For the entries below, how many lines include the word "saladeavaliacoes"? Give the figure and nothing more.

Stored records
● ● ● ●
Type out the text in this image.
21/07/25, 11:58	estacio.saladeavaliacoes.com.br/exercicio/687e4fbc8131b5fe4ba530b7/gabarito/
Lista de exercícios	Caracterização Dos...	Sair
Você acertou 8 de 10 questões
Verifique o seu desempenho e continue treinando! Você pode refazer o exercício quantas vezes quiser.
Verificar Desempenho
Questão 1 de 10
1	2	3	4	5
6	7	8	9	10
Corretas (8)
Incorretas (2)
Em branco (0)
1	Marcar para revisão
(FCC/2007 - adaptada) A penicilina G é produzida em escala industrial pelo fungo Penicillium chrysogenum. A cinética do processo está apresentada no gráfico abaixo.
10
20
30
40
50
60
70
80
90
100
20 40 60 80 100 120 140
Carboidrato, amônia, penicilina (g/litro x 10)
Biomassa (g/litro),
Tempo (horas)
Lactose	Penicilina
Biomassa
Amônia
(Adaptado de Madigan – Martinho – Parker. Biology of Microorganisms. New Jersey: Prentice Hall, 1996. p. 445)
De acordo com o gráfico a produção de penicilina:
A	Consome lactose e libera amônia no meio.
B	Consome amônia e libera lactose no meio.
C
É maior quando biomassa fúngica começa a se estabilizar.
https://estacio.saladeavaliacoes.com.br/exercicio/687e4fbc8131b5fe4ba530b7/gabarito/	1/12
● ● ● ●
§ **ANSWER TO THIS TASK**: 2